TASK DIRECTIONS:
Of the lines below, how many hold the string "Vodka"? Give only the number.

ENTRIES SUPPLIED:
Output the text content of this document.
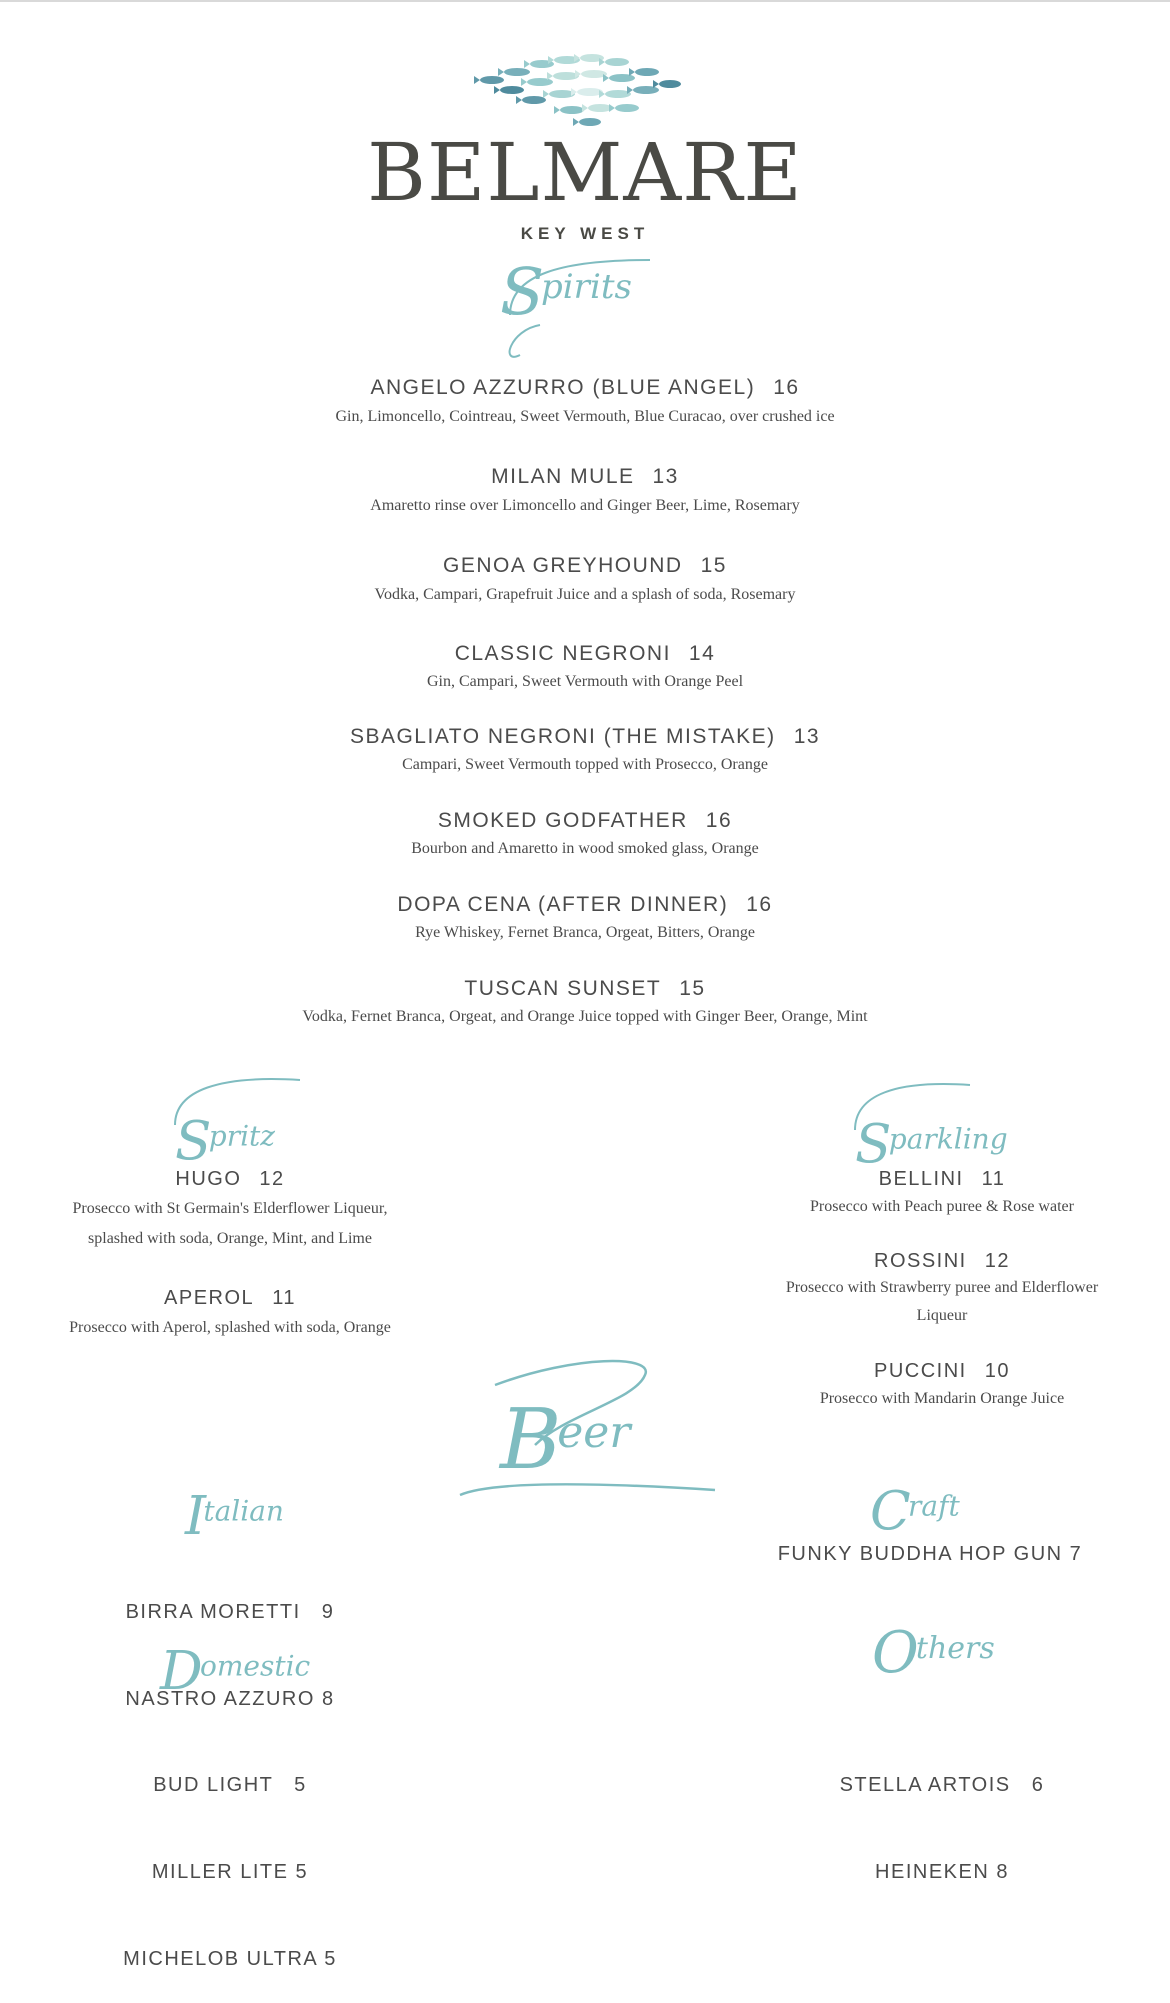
BELMARE
KEY WEST
Spirits
ANGELO AZZURRO (BLUE ANGEL) 16
Gin, Limoncello, Cointreau, Sweet Vermouth, Blue Curacao, over crushed ice
MILAN MULE 13
Amaretto rinse over Limoncello and Ginger Beer, Lime, Rosemary
GENOA GREYHOUND 15
Vodka, Campari, Grapefruit Juice and a splash of soda, Rosemary
CLASSIC NEGRONI 14
Gin, Campari, Sweet Vermouth with Orange Peel
SBAGLIATO NEGRONI (THE MISTAKE) 13
Campari, Sweet Vermouth topped with Prosecco, Orange
SMOKED GODFATHER 16
Bourbon and Amaretto in wood smoked glass, Orange
DOPA CENA (AFTER DINNER) 16
Rye Whiskey, Fernet Branca, Orgeat, Bitters, Orange
TUSCAN SUNSET 15
Vodka, Fernet Branca, Orgeat, and Orange Juice topped with Ginger Beer, Orange, Mint
Spritz
HUGO 12
Prosecco with St Germain's Elderflower Liqueur,
splashed with soda, Orange, Mint, and Lime
APEROL 11
Prosecco with Aperol, splashed with soda, Orange
Sparkling
BELLINI 11
Prosecco with Peach puree & Rose water
ROSSINI 12
Prosecco with Strawberry puree and Elderflower
Liqueur
PUCCINI 10
Prosecco with Mandarin Orange Juice
Beer
Italian

BIRRA MORETTI   9

NASTRO AZZURO 8

Craft
FUNKY BUDDHA HOP GUN 7
Domestic

BUD LIGHT   5

MILLER LITE 5

MICHELOB ULTRA 5

Others

STELLA ARTOIS   6

HEINEKEN 8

FULL ANSWER:
2